Stored entries:

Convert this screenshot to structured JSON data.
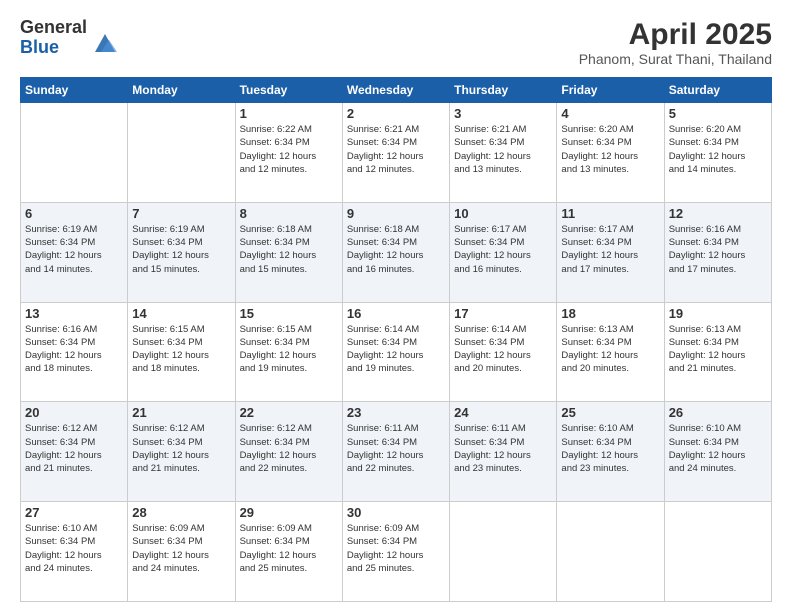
{
  "logo": {
    "general": "General",
    "blue": "Blue"
  },
  "header": {
    "title": "April 2025",
    "subtitle": "Phanom, Surat Thani, Thailand"
  },
  "days_of_week": [
    "Sunday",
    "Monday",
    "Tuesday",
    "Wednesday",
    "Thursday",
    "Friday",
    "Saturday"
  ],
  "weeks": [
    [
      {
        "day": "",
        "detail": ""
      },
      {
        "day": "",
        "detail": ""
      },
      {
        "day": "1",
        "detail": "Sunrise: 6:22 AM\nSunset: 6:34 PM\nDaylight: 12 hours\nand 12 minutes."
      },
      {
        "day": "2",
        "detail": "Sunrise: 6:21 AM\nSunset: 6:34 PM\nDaylight: 12 hours\nand 12 minutes."
      },
      {
        "day": "3",
        "detail": "Sunrise: 6:21 AM\nSunset: 6:34 PM\nDaylight: 12 hours\nand 13 minutes."
      },
      {
        "day": "4",
        "detail": "Sunrise: 6:20 AM\nSunset: 6:34 PM\nDaylight: 12 hours\nand 13 minutes."
      },
      {
        "day": "5",
        "detail": "Sunrise: 6:20 AM\nSunset: 6:34 PM\nDaylight: 12 hours\nand 14 minutes."
      }
    ],
    [
      {
        "day": "6",
        "detail": "Sunrise: 6:19 AM\nSunset: 6:34 PM\nDaylight: 12 hours\nand 14 minutes."
      },
      {
        "day": "7",
        "detail": "Sunrise: 6:19 AM\nSunset: 6:34 PM\nDaylight: 12 hours\nand 15 minutes."
      },
      {
        "day": "8",
        "detail": "Sunrise: 6:18 AM\nSunset: 6:34 PM\nDaylight: 12 hours\nand 15 minutes."
      },
      {
        "day": "9",
        "detail": "Sunrise: 6:18 AM\nSunset: 6:34 PM\nDaylight: 12 hours\nand 16 minutes."
      },
      {
        "day": "10",
        "detail": "Sunrise: 6:17 AM\nSunset: 6:34 PM\nDaylight: 12 hours\nand 16 minutes."
      },
      {
        "day": "11",
        "detail": "Sunrise: 6:17 AM\nSunset: 6:34 PM\nDaylight: 12 hours\nand 17 minutes."
      },
      {
        "day": "12",
        "detail": "Sunrise: 6:16 AM\nSunset: 6:34 PM\nDaylight: 12 hours\nand 17 minutes."
      }
    ],
    [
      {
        "day": "13",
        "detail": "Sunrise: 6:16 AM\nSunset: 6:34 PM\nDaylight: 12 hours\nand 18 minutes."
      },
      {
        "day": "14",
        "detail": "Sunrise: 6:15 AM\nSunset: 6:34 PM\nDaylight: 12 hours\nand 18 minutes."
      },
      {
        "day": "15",
        "detail": "Sunrise: 6:15 AM\nSunset: 6:34 PM\nDaylight: 12 hours\nand 19 minutes."
      },
      {
        "day": "16",
        "detail": "Sunrise: 6:14 AM\nSunset: 6:34 PM\nDaylight: 12 hours\nand 19 minutes."
      },
      {
        "day": "17",
        "detail": "Sunrise: 6:14 AM\nSunset: 6:34 PM\nDaylight: 12 hours\nand 20 minutes."
      },
      {
        "day": "18",
        "detail": "Sunrise: 6:13 AM\nSunset: 6:34 PM\nDaylight: 12 hours\nand 20 minutes."
      },
      {
        "day": "19",
        "detail": "Sunrise: 6:13 AM\nSunset: 6:34 PM\nDaylight: 12 hours\nand 21 minutes."
      }
    ],
    [
      {
        "day": "20",
        "detail": "Sunrise: 6:12 AM\nSunset: 6:34 PM\nDaylight: 12 hours\nand 21 minutes."
      },
      {
        "day": "21",
        "detail": "Sunrise: 6:12 AM\nSunset: 6:34 PM\nDaylight: 12 hours\nand 21 minutes."
      },
      {
        "day": "22",
        "detail": "Sunrise: 6:12 AM\nSunset: 6:34 PM\nDaylight: 12 hours\nand 22 minutes."
      },
      {
        "day": "23",
        "detail": "Sunrise: 6:11 AM\nSunset: 6:34 PM\nDaylight: 12 hours\nand 22 minutes."
      },
      {
        "day": "24",
        "detail": "Sunrise: 6:11 AM\nSunset: 6:34 PM\nDaylight: 12 hours\nand 23 minutes."
      },
      {
        "day": "25",
        "detail": "Sunrise: 6:10 AM\nSunset: 6:34 PM\nDaylight: 12 hours\nand 23 minutes."
      },
      {
        "day": "26",
        "detail": "Sunrise: 6:10 AM\nSunset: 6:34 PM\nDaylight: 12 hours\nand 24 minutes."
      }
    ],
    [
      {
        "day": "27",
        "detail": "Sunrise: 6:10 AM\nSunset: 6:34 PM\nDaylight: 12 hours\nand 24 minutes."
      },
      {
        "day": "28",
        "detail": "Sunrise: 6:09 AM\nSunset: 6:34 PM\nDaylight: 12 hours\nand 24 minutes."
      },
      {
        "day": "29",
        "detail": "Sunrise: 6:09 AM\nSunset: 6:34 PM\nDaylight: 12 hours\nand 25 minutes."
      },
      {
        "day": "30",
        "detail": "Sunrise: 6:09 AM\nSunset: 6:34 PM\nDaylight: 12 hours\nand 25 minutes."
      },
      {
        "day": "",
        "detail": ""
      },
      {
        "day": "",
        "detail": ""
      },
      {
        "day": "",
        "detail": ""
      }
    ]
  ]
}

Task statement
Leaving aside the images, write out the entries above word for word.

Answer below
Convert this screenshot to structured JSON data.
{
  "logo": {
    "general": "General",
    "blue": "Blue"
  },
  "header": {
    "title": "April 2025",
    "subtitle": "Phanom, Surat Thani, Thailand"
  },
  "days_of_week": [
    "Sunday",
    "Monday",
    "Tuesday",
    "Wednesday",
    "Thursday",
    "Friday",
    "Saturday"
  ],
  "weeks": [
    [
      {
        "day": "",
        "detail": ""
      },
      {
        "day": "",
        "detail": ""
      },
      {
        "day": "1",
        "detail": "Sunrise: 6:22 AM\nSunset: 6:34 PM\nDaylight: 12 hours\nand 12 minutes."
      },
      {
        "day": "2",
        "detail": "Sunrise: 6:21 AM\nSunset: 6:34 PM\nDaylight: 12 hours\nand 12 minutes."
      },
      {
        "day": "3",
        "detail": "Sunrise: 6:21 AM\nSunset: 6:34 PM\nDaylight: 12 hours\nand 13 minutes."
      },
      {
        "day": "4",
        "detail": "Sunrise: 6:20 AM\nSunset: 6:34 PM\nDaylight: 12 hours\nand 13 minutes."
      },
      {
        "day": "5",
        "detail": "Sunrise: 6:20 AM\nSunset: 6:34 PM\nDaylight: 12 hours\nand 14 minutes."
      }
    ],
    [
      {
        "day": "6",
        "detail": "Sunrise: 6:19 AM\nSunset: 6:34 PM\nDaylight: 12 hours\nand 14 minutes."
      },
      {
        "day": "7",
        "detail": "Sunrise: 6:19 AM\nSunset: 6:34 PM\nDaylight: 12 hours\nand 15 minutes."
      },
      {
        "day": "8",
        "detail": "Sunrise: 6:18 AM\nSunset: 6:34 PM\nDaylight: 12 hours\nand 15 minutes."
      },
      {
        "day": "9",
        "detail": "Sunrise: 6:18 AM\nSunset: 6:34 PM\nDaylight: 12 hours\nand 16 minutes."
      },
      {
        "day": "10",
        "detail": "Sunrise: 6:17 AM\nSunset: 6:34 PM\nDaylight: 12 hours\nand 16 minutes."
      },
      {
        "day": "11",
        "detail": "Sunrise: 6:17 AM\nSunset: 6:34 PM\nDaylight: 12 hours\nand 17 minutes."
      },
      {
        "day": "12",
        "detail": "Sunrise: 6:16 AM\nSunset: 6:34 PM\nDaylight: 12 hours\nand 17 minutes."
      }
    ],
    [
      {
        "day": "13",
        "detail": "Sunrise: 6:16 AM\nSunset: 6:34 PM\nDaylight: 12 hours\nand 18 minutes."
      },
      {
        "day": "14",
        "detail": "Sunrise: 6:15 AM\nSunset: 6:34 PM\nDaylight: 12 hours\nand 18 minutes."
      },
      {
        "day": "15",
        "detail": "Sunrise: 6:15 AM\nSunset: 6:34 PM\nDaylight: 12 hours\nand 19 minutes."
      },
      {
        "day": "16",
        "detail": "Sunrise: 6:14 AM\nSunset: 6:34 PM\nDaylight: 12 hours\nand 19 minutes."
      },
      {
        "day": "17",
        "detail": "Sunrise: 6:14 AM\nSunset: 6:34 PM\nDaylight: 12 hours\nand 20 minutes."
      },
      {
        "day": "18",
        "detail": "Sunrise: 6:13 AM\nSunset: 6:34 PM\nDaylight: 12 hours\nand 20 minutes."
      },
      {
        "day": "19",
        "detail": "Sunrise: 6:13 AM\nSunset: 6:34 PM\nDaylight: 12 hours\nand 21 minutes."
      }
    ],
    [
      {
        "day": "20",
        "detail": "Sunrise: 6:12 AM\nSunset: 6:34 PM\nDaylight: 12 hours\nand 21 minutes."
      },
      {
        "day": "21",
        "detail": "Sunrise: 6:12 AM\nSunset: 6:34 PM\nDaylight: 12 hours\nand 21 minutes."
      },
      {
        "day": "22",
        "detail": "Sunrise: 6:12 AM\nSunset: 6:34 PM\nDaylight: 12 hours\nand 22 minutes."
      },
      {
        "day": "23",
        "detail": "Sunrise: 6:11 AM\nSunset: 6:34 PM\nDaylight: 12 hours\nand 22 minutes."
      },
      {
        "day": "24",
        "detail": "Sunrise: 6:11 AM\nSunset: 6:34 PM\nDaylight: 12 hours\nand 23 minutes."
      },
      {
        "day": "25",
        "detail": "Sunrise: 6:10 AM\nSunset: 6:34 PM\nDaylight: 12 hours\nand 23 minutes."
      },
      {
        "day": "26",
        "detail": "Sunrise: 6:10 AM\nSunset: 6:34 PM\nDaylight: 12 hours\nand 24 minutes."
      }
    ],
    [
      {
        "day": "27",
        "detail": "Sunrise: 6:10 AM\nSunset: 6:34 PM\nDaylight: 12 hours\nand 24 minutes."
      },
      {
        "day": "28",
        "detail": "Sunrise: 6:09 AM\nSunset: 6:34 PM\nDaylight: 12 hours\nand 24 minutes."
      },
      {
        "day": "29",
        "detail": "Sunrise: 6:09 AM\nSunset: 6:34 PM\nDaylight: 12 hours\nand 25 minutes."
      },
      {
        "day": "30",
        "detail": "Sunrise: 6:09 AM\nSunset: 6:34 PM\nDaylight: 12 hours\nand 25 minutes."
      },
      {
        "day": "",
        "detail": ""
      },
      {
        "day": "",
        "detail": ""
      },
      {
        "day": "",
        "detail": ""
      }
    ]
  ]
}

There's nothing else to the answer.